→ Extracted information
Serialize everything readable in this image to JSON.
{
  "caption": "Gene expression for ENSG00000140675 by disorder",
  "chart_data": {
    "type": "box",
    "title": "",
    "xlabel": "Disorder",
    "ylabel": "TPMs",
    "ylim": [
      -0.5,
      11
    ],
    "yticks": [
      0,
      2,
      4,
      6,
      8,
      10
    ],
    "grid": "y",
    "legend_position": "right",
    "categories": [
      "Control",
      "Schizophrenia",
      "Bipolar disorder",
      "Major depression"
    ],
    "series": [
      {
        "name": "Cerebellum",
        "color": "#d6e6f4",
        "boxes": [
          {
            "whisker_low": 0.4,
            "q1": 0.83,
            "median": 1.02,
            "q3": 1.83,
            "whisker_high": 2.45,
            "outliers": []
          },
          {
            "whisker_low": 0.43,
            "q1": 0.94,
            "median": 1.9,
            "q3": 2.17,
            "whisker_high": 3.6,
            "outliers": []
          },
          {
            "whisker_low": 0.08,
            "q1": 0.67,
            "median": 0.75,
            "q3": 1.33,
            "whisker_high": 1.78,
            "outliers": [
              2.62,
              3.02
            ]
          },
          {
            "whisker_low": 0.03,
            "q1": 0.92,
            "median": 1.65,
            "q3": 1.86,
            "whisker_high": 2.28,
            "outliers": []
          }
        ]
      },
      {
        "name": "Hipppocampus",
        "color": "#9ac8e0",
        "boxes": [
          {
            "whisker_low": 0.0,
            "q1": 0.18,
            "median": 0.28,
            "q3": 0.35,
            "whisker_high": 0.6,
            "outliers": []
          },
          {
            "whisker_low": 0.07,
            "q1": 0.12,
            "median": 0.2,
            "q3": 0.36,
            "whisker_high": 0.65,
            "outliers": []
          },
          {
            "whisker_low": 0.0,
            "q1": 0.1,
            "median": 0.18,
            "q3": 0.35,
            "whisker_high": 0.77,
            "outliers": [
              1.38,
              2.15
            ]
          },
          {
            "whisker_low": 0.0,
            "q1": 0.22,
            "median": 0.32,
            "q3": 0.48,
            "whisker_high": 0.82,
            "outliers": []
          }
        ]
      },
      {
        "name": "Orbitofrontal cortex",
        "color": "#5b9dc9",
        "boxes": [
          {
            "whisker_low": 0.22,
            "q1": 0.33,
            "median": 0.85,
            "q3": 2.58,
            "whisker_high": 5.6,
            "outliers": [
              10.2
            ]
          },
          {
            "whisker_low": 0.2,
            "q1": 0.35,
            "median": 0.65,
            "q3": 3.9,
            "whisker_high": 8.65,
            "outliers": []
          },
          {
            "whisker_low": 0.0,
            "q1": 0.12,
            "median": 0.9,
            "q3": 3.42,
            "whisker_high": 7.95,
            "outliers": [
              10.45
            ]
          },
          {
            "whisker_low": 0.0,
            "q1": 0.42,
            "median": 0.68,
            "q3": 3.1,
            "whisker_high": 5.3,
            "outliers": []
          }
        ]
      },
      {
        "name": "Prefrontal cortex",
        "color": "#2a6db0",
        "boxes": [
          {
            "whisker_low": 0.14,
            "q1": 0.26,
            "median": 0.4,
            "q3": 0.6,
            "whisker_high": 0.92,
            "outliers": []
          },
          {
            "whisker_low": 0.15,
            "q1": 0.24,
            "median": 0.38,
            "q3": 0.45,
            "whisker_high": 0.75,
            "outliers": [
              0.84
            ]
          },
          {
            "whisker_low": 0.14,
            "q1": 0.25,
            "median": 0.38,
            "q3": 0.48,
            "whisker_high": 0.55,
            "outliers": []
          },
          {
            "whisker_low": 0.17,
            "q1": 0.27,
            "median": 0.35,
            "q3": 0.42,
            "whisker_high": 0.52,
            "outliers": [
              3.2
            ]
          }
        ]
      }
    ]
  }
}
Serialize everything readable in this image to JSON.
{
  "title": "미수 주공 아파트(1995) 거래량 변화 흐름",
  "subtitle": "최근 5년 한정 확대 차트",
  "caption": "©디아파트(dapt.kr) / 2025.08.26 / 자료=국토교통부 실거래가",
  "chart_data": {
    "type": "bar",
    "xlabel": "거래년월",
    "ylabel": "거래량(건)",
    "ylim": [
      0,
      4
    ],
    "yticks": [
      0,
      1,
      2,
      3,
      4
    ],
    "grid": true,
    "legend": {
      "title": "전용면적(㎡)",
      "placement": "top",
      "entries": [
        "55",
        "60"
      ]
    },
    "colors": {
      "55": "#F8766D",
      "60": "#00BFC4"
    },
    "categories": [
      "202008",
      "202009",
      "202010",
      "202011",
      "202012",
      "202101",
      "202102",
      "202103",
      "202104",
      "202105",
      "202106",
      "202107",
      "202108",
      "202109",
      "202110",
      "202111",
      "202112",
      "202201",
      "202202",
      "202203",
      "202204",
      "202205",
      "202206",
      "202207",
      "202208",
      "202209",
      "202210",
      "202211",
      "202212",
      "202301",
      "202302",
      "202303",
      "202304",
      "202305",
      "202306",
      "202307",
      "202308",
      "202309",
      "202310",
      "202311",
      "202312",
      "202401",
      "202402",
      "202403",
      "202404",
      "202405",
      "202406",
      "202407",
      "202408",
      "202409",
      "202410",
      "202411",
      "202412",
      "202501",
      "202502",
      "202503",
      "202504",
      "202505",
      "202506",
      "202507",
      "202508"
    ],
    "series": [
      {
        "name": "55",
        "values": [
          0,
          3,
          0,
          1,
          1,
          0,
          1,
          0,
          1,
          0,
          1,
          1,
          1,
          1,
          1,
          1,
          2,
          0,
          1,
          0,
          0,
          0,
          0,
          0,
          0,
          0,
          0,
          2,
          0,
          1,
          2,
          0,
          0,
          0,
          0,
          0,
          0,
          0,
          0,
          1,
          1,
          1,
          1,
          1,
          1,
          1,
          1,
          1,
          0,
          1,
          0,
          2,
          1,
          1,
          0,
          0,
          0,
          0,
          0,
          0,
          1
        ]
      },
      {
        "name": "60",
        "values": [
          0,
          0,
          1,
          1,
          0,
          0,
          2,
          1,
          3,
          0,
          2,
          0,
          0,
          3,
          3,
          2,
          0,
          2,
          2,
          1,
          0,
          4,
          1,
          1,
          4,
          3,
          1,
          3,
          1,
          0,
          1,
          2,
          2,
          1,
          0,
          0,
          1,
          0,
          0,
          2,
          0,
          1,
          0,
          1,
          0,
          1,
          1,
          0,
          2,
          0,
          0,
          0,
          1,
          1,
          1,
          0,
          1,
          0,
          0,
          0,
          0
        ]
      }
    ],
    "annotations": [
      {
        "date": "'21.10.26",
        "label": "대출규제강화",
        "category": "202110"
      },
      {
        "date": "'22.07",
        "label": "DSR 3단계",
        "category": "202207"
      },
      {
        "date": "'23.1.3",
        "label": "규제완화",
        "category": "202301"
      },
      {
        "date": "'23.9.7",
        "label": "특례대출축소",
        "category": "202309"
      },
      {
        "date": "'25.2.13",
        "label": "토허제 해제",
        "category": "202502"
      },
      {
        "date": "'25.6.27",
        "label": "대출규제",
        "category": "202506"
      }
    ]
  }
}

→ Exercise directions
Every entry must be quoted exactly as it appears above.

→ The answer
Serialize everything readable in this image to JSON.
{
  "caption": "Gene expression for ENSG00000140675 by disorder",
  "chart_data": {
    "type": "box",
    "title": "",
    "xlabel": "Disorder",
    "ylabel": "TPMs",
    "ylim": [
      -0.5,
      11
    ],
    "yticks": [
      0,
      2,
      4,
      6,
      8,
      10
    ],
    "grid": "y",
    "legend_position": "right",
    "categories": [
      "Control",
      "Schizophrenia",
      "Bipolar disorder",
      "Major depression"
    ],
    "series": [
      {
        "name": "Cerebellum",
        "color": "#d6e6f4",
        "boxes": [
          {
            "whisker_low": 0.4,
            "q1": 0.83,
            "median": 1.02,
            "q3": 1.83,
            "whisker_high": 2.45,
            "outliers": []
          },
          {
            "whisker_low": 0.43,
            "q1": 0.94,
            "median": 1.9,
            "q3": 2.17,
            "whisker_high": 3.6,
            "outliers": []
          },
          {
            "whisker_low": 0.08,
            "q1": 0.67,
            "median": 0.75,
            "q3": 1.33,
            "whisker_high": 1.78,
            "outliers": [
              2.62,
              3.02
            ]
          },
          {
            "whisker_low": 0.03,
            "q1": 0.92,
            "median": 1.65,
            "q3": 1.86,
            "whisker_high": 2.28,
            "outliers": []
          }
        ]
      },
      {
        "name": "Hipppocampus",
        "color": "#9ac8e0",
        "boxes": [
          {
            "whisker_low": 0.0,
            "q1": 0.18,
            "median": 0.28,
            "q3": 0.35,
            "whisker_high": 0.6,
            "outliers": []
          },
          {
            "whisker_low": 0.07,
            "q1": 0.12,
            "median": 0.2,
            "q3": 0.36,
            "whisker_high": 0.65,
            "outliers": []
          },
          {
            "whisker_low": 0.0,
            "q1": 0.1,
            "median": 0.18,
            "q3": 0.35,
            "whisker_high": 0.77,
            "outliers": [
              1.38,
              2.15
            ]
          },
          {
            "whisker_low": 0.0,
            "q1": 0.22,
            "median": 0.32,
            "q3": 0.48,
            "whisker_high": 0.82,
            "outliers": []
          }
        ]
      },
      {
        "name": "Orbitofrontal cortex",
        "color": "#5b9dc9",
        "boxes": [
          {
            "whisker_low": 0.22,
            "q1": 0.33,
            "median": 0.85,
            "q3": 2.58,
            "whisker_high": 5.6,
            "outliers": [
              10.2
            ]
          },
          {
            "whisker_low": 0.2,
            "q1": 0.35,
            "median": 0.65,
            "q3": 3.9,
            "whisker_high": 8.65,
            "outliers": []
          },
          {
            "whisker_low": 0.0,
            "q1": 0.12,
            "median": 0.9,
            "q3": 3.42,
            "whisker_high": 7.95,
            "outliers": [
              10.45
            ]
          },
          {
            "whisker_low": 0.0,
            "q1": 0.42,
            "median": 0.68,
            "q3": 3.1,
            "whisker_high": 5.3,
            "outliers": []
          }
        ]
      },
      {
        "name": "Prefrontal cortex",
        "color": "#2a6db0",
        "boxes": [
          {
            "whisker_low": 0.14,
            "q1": 0.26,
            "median": 0.4,
            "q3": 0.6,
            "whisker_high": 0.92,
            "outliers": []
          },
          {
            "whisker_low": 0.15,
            "q1": 0.24,
            "median": 0.38,
            "q3": 0.45,
            "whisker_high": 0.75,
            "outliers": [
              0.84
            ]
          },
          {
            "whisker_low": 0.14,
            "q1": 0.25,
            "median": 0.38,
            "q3": 0.48,
            "whisker_high": 0.55,
            "outliers": []
          },
          {
            "whisker_low": 0.17,
            "q1": 0.27,
            "median": 0.35,
            "q3": 0.42,
            "whisker_high": 0.52,
            "outliers": [
              3.2
            ]
          }
        ]
      }
    ]
  }
}
Serialize everything readable in this image to JSON.
{
  "title": "미수 주공 아파트(1995) 거래량 변화 흐름",
  "subtitle": "최근 5년 한정 확대 차트",
  "caption": "©디아파트(dapt.kr) / 2025.08.26 / 자료=국토교통부 실거래가",
  "chart_data": {
    "type": "bar",
    "xlabel": "거래년월",
    "ylabel": "거래량(건)",
    "ylim": [
      0,
      4
    ],
    "yticks": [
      0,
      1,
      2,
      3,
      4
    ],
    "grid": true,
    "legend": {
      "title": "전용면적(㎡)",
      "placement": "top",
      "entries": [
        "55",
        "60"
      ]
    },
    "colors": {
      "55": "#F8766D",
      "60": "#00BFC4"
    },
    "categories": [
      "202008",
      "202009",
      "202010",
      "202011",
      "202012",
      "202101",
      "202102",
      "202103",
      "202104",
      "202105",
      "202106",
      "202107",
      "202108",
      "202109",
      "202110",
      "202111",
      "202112",
      "202201",
      "202202",
      "202203",
      "202204",
      "202205",
      "202206",
      "202207",
      "202208",
      "202209",
      "202210",
      "202211",
      "202212",
      "202301",
      "202302",
      "202303",
      "202304",
      "202305",
      "202306",
      "202307",
      "202308",
      "202309",
      "202310",
      "202311",
      "202312",
      "202401",
      "202402",
      "202403",
      "202404",
      "202405",
      "202406",
      "202407",
      "202408",
      "202409",
      "202410",
      "202411",
      "202412",
      "202501",
      "202502",
      "202503",
      "202504",
      "202505",
      "202506",
      "202507",
      "202508"
    ],
    "series": [
      {
        "name": "55",
        "values": [
          0,
          3,
          0,
          1,
          1,
          0,
          1,
          0,
          1,
          0,
          1,
          1,
          1,
          1,
          1,
          1,
          2,
          0,
          1,
          0,
          0,
          0,
          0,
          0,
          0,
          0,
          0,
          2,
          0,
          1,
          2,
          0,
          0,
          0,
          0,
          0,
          0,
          0,
          0,
          1,
          1,
          1,
          1,
          1,
          1,
          1,
          1,
          1,
          0,
          1,
          0,
          2,
          1,
          1,
          0,
          0,
          0,
          0,
          0,
          0,
          1
        ]
      },
      {
        "name": "60",
        "values": [
          0,
          0,
          1,
          1,
          0,
          0,
          2,
          1,
          3,
          0,
          2,
          0,
          0,
          3,
          3,
          2,
          0,
          2,
          2,
          1,
          0,
          4,
          1,
          1,
          4,
          3,
          1,
          3,
          1,
          0,
          1,
          2,
          2,
          1,
          0,
          0,
          1,
          0,
          0,
          2,
          0,
          1,
          0,
          1,
          0,
          1,
          1,
          0,
          2,
          0,
          0,
          0,
          1,
          1,
          1,
          0,
          1,
          0,
          0,
          0,
          0
        ]
      }
    ],
    "annotations": [
      {
        "date": "'21.10.26",
        "label": "대출규제강화",
        "category": "202110"
      },
      {
        "date": "'22.07",
        "label": "DSR 3단계",
        "category": "202207"
      },
      {
        "date": "'23.1.3",
        "label": "규제완화",
        "category": "202301"
      },
      {
        "date": "'23.9.7",
        "label": "특례대출축소",
        "category": "202309"
      },
      {
        "date": "'25.2.13",
        "label": "토허제 해제",
        "category": "202502"
      },
      {
        "date": "'25.6.27",
        "label": "대출규제",
        "category": "202506"
      }
    ]
  }
}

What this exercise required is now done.